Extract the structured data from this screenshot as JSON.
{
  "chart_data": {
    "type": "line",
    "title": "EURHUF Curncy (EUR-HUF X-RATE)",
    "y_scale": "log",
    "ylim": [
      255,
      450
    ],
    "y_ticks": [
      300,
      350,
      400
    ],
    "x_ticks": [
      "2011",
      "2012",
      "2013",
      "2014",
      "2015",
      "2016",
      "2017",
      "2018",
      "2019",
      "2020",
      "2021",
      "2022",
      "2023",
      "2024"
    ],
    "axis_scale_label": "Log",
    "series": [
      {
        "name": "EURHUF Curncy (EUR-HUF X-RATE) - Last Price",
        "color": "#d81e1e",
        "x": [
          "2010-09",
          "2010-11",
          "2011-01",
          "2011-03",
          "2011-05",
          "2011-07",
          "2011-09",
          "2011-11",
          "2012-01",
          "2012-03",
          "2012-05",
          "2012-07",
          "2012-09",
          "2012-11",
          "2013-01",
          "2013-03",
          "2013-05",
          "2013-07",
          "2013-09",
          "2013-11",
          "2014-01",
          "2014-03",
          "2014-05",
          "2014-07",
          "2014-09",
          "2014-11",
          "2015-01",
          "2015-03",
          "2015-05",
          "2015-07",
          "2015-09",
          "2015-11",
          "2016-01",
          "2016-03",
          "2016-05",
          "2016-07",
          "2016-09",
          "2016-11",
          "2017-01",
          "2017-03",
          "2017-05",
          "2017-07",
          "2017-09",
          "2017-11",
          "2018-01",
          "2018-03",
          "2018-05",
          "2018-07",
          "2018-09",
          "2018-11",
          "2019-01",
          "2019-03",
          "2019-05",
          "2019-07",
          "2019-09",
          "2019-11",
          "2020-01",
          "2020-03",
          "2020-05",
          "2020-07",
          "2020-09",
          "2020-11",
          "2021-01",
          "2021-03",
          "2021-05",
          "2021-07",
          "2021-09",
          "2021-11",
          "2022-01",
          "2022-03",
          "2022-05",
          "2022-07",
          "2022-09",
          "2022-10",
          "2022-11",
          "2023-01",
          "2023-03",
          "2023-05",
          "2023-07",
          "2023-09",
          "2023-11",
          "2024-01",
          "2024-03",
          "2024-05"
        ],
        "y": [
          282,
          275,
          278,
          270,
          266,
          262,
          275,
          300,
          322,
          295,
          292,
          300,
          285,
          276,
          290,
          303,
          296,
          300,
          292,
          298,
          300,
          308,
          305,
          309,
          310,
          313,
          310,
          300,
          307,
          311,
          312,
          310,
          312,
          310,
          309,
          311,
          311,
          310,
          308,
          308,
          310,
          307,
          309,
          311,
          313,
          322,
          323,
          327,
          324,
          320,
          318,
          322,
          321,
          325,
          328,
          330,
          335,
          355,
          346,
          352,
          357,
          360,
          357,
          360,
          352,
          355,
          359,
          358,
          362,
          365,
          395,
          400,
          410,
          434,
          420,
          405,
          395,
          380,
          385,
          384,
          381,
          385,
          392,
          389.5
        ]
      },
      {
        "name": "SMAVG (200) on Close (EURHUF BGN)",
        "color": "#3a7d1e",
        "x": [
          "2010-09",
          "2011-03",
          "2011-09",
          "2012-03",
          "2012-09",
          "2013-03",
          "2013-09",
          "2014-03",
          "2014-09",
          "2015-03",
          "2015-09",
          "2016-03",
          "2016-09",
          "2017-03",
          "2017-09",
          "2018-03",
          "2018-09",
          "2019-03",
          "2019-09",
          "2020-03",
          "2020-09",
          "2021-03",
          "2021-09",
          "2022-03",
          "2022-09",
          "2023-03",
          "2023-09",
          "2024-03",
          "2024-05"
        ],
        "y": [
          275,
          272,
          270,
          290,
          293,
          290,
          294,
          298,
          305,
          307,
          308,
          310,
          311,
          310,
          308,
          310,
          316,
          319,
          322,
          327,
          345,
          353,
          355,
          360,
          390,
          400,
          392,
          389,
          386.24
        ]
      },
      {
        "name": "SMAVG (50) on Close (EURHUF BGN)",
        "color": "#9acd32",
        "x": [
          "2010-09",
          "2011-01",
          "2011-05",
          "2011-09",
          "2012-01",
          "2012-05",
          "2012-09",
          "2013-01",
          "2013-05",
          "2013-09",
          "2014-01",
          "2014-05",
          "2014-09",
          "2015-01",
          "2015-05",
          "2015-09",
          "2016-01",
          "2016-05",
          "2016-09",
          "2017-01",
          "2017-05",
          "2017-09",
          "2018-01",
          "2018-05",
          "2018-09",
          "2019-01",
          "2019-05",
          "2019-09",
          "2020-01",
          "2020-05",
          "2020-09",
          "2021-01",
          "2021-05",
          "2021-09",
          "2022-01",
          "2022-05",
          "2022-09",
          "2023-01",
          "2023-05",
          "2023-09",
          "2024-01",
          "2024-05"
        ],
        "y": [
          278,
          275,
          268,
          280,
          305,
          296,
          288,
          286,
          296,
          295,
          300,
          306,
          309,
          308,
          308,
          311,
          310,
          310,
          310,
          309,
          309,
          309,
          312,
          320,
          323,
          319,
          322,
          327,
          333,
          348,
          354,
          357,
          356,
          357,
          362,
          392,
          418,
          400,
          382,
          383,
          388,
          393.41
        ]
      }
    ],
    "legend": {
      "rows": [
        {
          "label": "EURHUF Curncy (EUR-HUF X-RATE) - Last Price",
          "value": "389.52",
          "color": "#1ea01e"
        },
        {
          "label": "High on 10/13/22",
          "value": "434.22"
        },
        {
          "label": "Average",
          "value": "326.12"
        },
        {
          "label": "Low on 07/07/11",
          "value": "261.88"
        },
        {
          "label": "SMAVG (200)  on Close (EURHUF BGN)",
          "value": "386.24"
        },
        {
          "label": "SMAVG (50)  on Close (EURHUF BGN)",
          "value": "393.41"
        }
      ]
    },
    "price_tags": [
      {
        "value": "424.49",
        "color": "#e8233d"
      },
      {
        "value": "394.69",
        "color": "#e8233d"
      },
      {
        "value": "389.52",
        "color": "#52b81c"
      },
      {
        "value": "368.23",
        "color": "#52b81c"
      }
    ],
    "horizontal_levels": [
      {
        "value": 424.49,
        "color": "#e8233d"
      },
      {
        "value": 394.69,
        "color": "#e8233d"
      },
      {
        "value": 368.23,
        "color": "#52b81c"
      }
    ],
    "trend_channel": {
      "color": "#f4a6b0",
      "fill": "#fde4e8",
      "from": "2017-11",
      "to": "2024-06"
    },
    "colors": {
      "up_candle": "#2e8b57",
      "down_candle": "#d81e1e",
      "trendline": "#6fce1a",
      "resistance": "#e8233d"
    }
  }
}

━━━━━━━━━━━━━━━━━━━━━━━━━━━━━━

* **Problem statement**
Each line must be given again exactly as written above.

* **Written response**
Extract the structured data from this screenshot as JSON.
{
  "chart_data": {
    "type": "line",
    "title": "EURHUF Curncy (EUR-HUF X-RATE)",
    "y_scale": "log",
    "ylim": [
      255,
      450
    ],
    "y_ticks": [
      300,
      350,
      400
    ],
    "x_ticks": [
      "2011",
      "2012",
      "2013",
      "2014",
      "2015",
      "2016",
      "2017",
      "2018",
      "2019",
      "2020",
      "2021",
      "2022",
      "2023",
      "2024"
    ],
    "axis_scale_label": "Log",
    "series": [
      {
        "name": "EURHUF Curncy (EUR-HUF X-RATE) - Last Price",
        "color": "#d81e1e",
        "x": [
          "2010-09",
          "2010-11",
          "2011-01",
          "2011-03",
          "2011-05",
          "2011-07",
          "2011-09",
          "2011-11",
          "2012-01",
          "2012-03",
          "2012-05",
          "2012-07",
          "2012-09",
          "2012-11",
          "2013-01",
          "2013-03",
          "2013-05",
          "2013-07",
          "2013-09",
          "2013-11",
          "2014-01",
          "2014-03",
          "2014-05",
          "2014-07",
          "2014-09",
          "2014-11",
          "2015-01",
          "2015-03",
          "2015-05",
          "2015-07",
          "2015-09",
          "2015-11",
          "2016-01",
          "2016-03",
          "2016-05",
          "2016-07",
          "2016-09",
          "2016-11",
          "2017-01",
          "2017-03",
          "2017-05",
          "2017-07",
          "2017-09",
          "2017-11",
          "2018-01",
          "2018-03",
          "2018-05",
          "2018-07",
          "2018-09",
          "2018-11",
          "2019-01",
          "2019-03",
          "2019-05",
          "2019-07",
          "2019-09",
          "2019-11",
          "2020-01",
          "2020-03",
          "2020-05",
          "2020-07",
          "2020-09",
          "2020-11",
          "2021-01",
          "2021-03",
          "2021-05",
          "2021-07",
          "2021-09",
          "2021-11",
          "2022-01",
          "2022-03",
          "2022-05",
          "2022-07",
          "2022-09",
          "2022-10",
          "2022-11",
          "2023-01",
          "2023-03",
          "2023-05",
          "2023-07",
          "2023-09",
          "2023-11",
          "2024-01",
          "2024-03",
          "2024-05"
        ],
        "y": [
          282,
          275,
          278,
          270,
          266,
          262,
          275,
          300,
          322,
          295,
          292,
          300,
          285,
          276,
          290,
          303,
          296,
          300,
          292,
          298,
          300,
          308,
          305,
          309,
          310,
          313,
          310,
          300,
          307,
          311,
          312,
          310,
          312,
          310,
          309,
          311,
          311,
          310,
          308,
          308,
          310,
          307,
          309,
          311,
          313,
          322,
          323,
          327,
          324,
          320,
          318,
          322,
          321,
          325,
          328,
          330,
          335,
          355,
          346,
          352,
          357,
          360,
          357,
          360,
          352,
          355,
          359,
          358,
          362,
          365,
          395,
          400,
          410,
          434,
          420,
          405,
          395,
          380,
          385,
          384,
          381,
          385,
          392,
          389.5
        ]
      },
      {
        "name": "SMAVG (200) on Close (EURHUF BGN)",
        "color": "#3a7d1e",
        "x": [
          "2010-09",
          "2011-03",
          "2011-09",
          "2012-03",
          "2012-09",
          "2013-03",
          "2013-09",
          "2014-03",
          "2014-09",
          "2015-03",
          "2015-09",
          "2016-03",
          "2016-09",
          "2017-03",
          "2017-09",
          "2018-03",
          "2018-09",
          "2019-03",
          "2019-09",
          "2020-03",
          "2020-09",
          "2021-03",
          "2021-09",
          "2022-03",
          "2022-09",
          "2023-03",
          "2023-09",
          "2024-03",
          "2024-05"
        ],
        "y": [
          275,
          272,
          270,
          290,
          293,
          290,
          294,
          298,
          305,
          307,
          308,
          310,
          311,
          310,
          308,
          310,
          316,
          319,
          322,
          327,
          345,
          353,
          355,
          360,
          390,
          400,
          392,
          389,
          386.24
        ]
      },
      {
        "name": "SMAVG (50) on Close (EURHUF BGN)",
        "color": "#9acd32",
        "x": [
          "2010-09",
          "2011-01",
          "2011-05",
          "2011-09",
          "2012-01",
          "2012-05",
          "2012-09",
          "2013-01",
          "2013-05",
          "2013-09",
          "2014-01",
          "2014-05",
          "2014-09",
          "2015-01",
          "2015-05",
          "2015-09",
          "2016-01",
          "2016-05",
          "2016-09",
          "2017-01",
          "2017-05",
          "2017-09",
          "2018-01",
          "2018-05",
          "2018-09",
          "2019-01",
          "2019-05",
          "2019-09",
          "2020-01",
          "2020-05",
          "2020-09",
          "2021-01",
          "2021-05",
          "2021-09",
          "2022-01",
          "2022-05",
          "2022-09",
          "2023-01",
          "2023-05",
          "2023-09",
          "2024-01",
          "2024-05"
        ],
        "y": [
          278,
          275,
          268,
          280,
          305,
          296,
          288,
          286,
          296,
          295,
          300,
          306,
          309,
          308,
          308,
          311,
          310,
          310,
          310,
          309,
          309,
          309,
          312,
          320,
          323,
          319,
          322,
          327,
          333,
          348,
          354,
          357,
          356,
          357,
          362,
          392,
          418,
          400,
          382,
          383,
          388,
          393.41
        ]
      }
    ],
    "legend": {
      "rows": [
        {
          "label": "EURHUF Curncy (EUR-HUF X-RATE) - Last Price",
          "value": "389.52",
          "color": "#1ea01e"
        },
        {
          "label": "High on 10/13/22",
          "value": "434.22"
        },
        {
          "label": "Average",
          "value": "326.12"
        },
        {
          "label": "Low on 07/07/11",
          "value": "261.88"
        },
        {
          "label": "SMAVG (200)  on Close (EURHUF BGN)",
          "value": "386.24"
        },
        {
          "label": "SMAVG (50)  on Close (EURHUF BGN)",
          "value": "393.41"
        }
      ]
    },
    "price_tags": [
      {
        "value": "424.49",
        "color": "#e8233d"
      },
      {
        "value": "394.69",
        "color": "#e8233d"
      },
      {
        "value": "389.52",
        "color": "#52b81c"
      },
      {
        "value": "368.23",
        "color": "#52b81c"
      }
    ],
    "horizontal_levels": [
      {
        "value": 424.49,
        "color": "#e8233d"
      },
      {
        "value": 394.69,
        "color": "#e8233d"
      },
      {
        "value": 368.23,
        "color": "#52b81c"
      }
    ],
    "trend_channel": {
      "color": "#f4a6b0",
      "fill": "#fde4e8",
      "from": "2017-11",
      "to": "2024-06"
    },
    "colors": {
      "up_candle": "#2e8b57",
      "down_candle": "#d81e1e",
      "trendline": "#6fce1a",
      "resistance": "#e8233d"
    }
  }
}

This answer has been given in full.